- FRAGMENTO:
━━━━━━━━━━
La felicidad está de moda. Desde hace algunos años se la viene mencionando majaderamente y hasta el marketing la ha enarbolado para vender Coca Cola, viajes, ropa deportiva, comidas varias y alcoholes de distintas procedencias. Hoy es también casi un grito de combate. Una sola palabra que se ha transformado en un lema que contiene aspiraciones, expectativas y refleja el malestar creciente de ciudadanos de todo el mundo. Pocos, sin embargo, se refieren a la felicidad aludiendo al concepto etéreo, al disfrute momentáneo, a la dicha que contiene la mirada fugaz del enamorado, la tibia fragancia de un prado o la satisfacción del deber cumplido. Todo lo cual sólo se puede alcanzar en una vida tranquila, en un medio equilibrado, que claramente no es el mundo actual. Lo que pretende vender el marketing es el hedonismo materialista de un sabor cargado de cafeína o la satisfacción de adquirir un bien que aporte estatus, en una competencia sin fin.
━━━━━━━━━━
- CONSIGNA: Prosiga el fragmento sobre la felicidad a partir de su última oración.

- DATOS RECOPILADOS:
━━━━━━━━━━
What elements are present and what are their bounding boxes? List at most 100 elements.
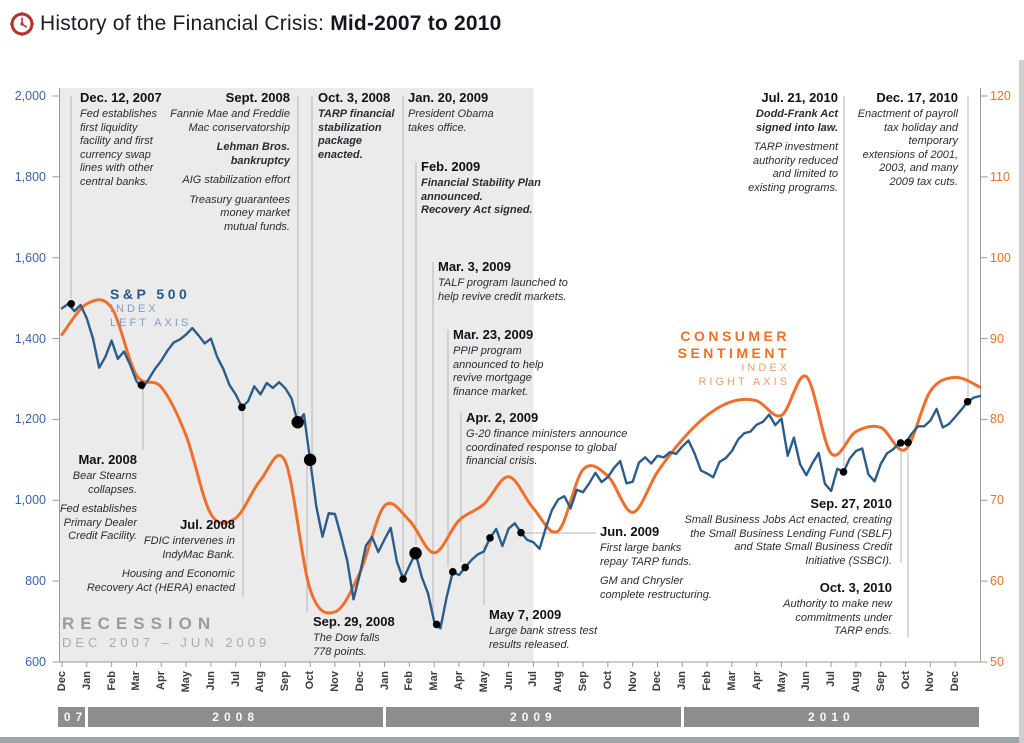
━━━━━━━━━━
- RESULTADO DEL EJERCICIO:
Los días 25 y 26 de septiembre se llevó a cabo, en Quillota, un seminario sobre este tema. Se espera sea el inicio de una Red de Municipios por la Felicidad. Sin duda, una iniciativa loable, que se suma a muchas otras en todo el mundo, incluso a nivel de Naciones Unidas. Es como una especie de soplo de los tiempos. Aunque resulta algo contradictorio. Se parte de la base de que la gente no es feliz, pero cuando se le consulta a ésta, asume que es feliz en un porcentaje bastante mayor que el que se reconoce como infeliz.
Tal vez la felicidad se ha gastado, como tantos otros conceptos esenciales, con el manoseo político y comunicacional. Es posible, también, que la felicidad haya sido alejada de nuestra condición gregaria. Que la competencia desenfrenada en que vivimos nos llevara a perder el sentido de encontrar momentos felices con los seres humanos con quienes compartimos a diario en el trabajo, en el transporte o en las calles. Y sólo reconocemos instantes de felicidad en el núcleo familiar, en los afectos más profundos.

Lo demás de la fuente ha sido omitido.